— Start of Provided records —
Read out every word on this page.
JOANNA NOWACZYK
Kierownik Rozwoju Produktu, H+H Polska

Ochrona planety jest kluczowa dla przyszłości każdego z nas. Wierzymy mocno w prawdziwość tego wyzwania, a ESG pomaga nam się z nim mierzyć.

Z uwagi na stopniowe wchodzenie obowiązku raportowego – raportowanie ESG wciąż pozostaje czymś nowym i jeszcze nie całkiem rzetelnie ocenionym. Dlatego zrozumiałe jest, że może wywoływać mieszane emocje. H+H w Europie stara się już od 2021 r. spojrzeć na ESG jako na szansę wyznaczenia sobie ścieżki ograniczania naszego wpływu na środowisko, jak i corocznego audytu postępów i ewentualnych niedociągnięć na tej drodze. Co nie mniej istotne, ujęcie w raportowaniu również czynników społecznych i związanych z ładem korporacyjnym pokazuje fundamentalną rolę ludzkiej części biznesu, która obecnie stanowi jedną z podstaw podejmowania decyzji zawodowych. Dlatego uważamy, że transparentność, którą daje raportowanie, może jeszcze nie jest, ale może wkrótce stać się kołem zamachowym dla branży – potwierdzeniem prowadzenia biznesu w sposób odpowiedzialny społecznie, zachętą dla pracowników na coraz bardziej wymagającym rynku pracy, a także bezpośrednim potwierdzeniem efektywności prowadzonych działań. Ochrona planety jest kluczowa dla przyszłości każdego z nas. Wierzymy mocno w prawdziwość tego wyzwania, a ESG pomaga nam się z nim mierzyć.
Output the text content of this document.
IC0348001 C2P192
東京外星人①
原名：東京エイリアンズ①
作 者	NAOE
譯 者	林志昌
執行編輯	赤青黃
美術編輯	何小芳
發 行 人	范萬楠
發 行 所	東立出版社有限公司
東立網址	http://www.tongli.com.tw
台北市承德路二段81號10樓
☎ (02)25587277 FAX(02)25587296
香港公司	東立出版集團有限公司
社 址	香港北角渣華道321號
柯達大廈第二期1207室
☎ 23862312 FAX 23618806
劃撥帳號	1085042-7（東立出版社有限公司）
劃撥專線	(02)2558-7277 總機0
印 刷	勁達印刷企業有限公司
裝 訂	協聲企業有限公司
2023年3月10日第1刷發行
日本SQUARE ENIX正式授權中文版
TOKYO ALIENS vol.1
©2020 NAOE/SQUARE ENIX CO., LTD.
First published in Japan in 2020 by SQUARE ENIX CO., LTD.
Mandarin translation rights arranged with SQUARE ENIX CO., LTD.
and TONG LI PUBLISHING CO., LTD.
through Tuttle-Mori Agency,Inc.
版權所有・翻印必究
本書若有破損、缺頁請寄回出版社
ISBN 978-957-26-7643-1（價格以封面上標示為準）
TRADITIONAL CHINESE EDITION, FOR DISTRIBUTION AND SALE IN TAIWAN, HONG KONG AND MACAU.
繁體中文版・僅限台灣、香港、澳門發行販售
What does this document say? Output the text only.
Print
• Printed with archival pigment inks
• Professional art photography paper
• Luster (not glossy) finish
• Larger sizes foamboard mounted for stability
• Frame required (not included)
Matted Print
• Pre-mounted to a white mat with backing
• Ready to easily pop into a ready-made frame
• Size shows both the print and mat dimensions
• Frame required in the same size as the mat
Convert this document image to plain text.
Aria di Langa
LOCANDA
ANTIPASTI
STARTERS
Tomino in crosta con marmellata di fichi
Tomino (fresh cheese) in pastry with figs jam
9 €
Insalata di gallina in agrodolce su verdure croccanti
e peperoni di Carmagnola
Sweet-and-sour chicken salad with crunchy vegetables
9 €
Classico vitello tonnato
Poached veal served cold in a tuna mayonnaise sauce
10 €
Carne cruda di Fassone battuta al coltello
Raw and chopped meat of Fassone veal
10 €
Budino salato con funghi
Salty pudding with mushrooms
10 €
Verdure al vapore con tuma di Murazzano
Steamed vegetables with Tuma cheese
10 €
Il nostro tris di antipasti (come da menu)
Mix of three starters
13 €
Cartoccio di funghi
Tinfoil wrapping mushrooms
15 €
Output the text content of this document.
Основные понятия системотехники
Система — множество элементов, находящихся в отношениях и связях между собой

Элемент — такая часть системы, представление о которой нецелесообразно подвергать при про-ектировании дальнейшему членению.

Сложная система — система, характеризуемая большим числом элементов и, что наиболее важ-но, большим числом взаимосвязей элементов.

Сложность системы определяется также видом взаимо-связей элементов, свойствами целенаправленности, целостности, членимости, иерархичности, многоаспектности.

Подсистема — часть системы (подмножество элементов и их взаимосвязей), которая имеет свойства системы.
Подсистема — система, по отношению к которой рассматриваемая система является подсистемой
— End of Provided records —
# Short task
Copy every line of the listing containing the string "которой".

# Solution to this task
Элемент — такая часть системы, представление о которой нецелесообразно подвергать при про-ектировании дальнейшему членению.
Подсистема — система, по отношению к которой рассматриваемая система является подсистемой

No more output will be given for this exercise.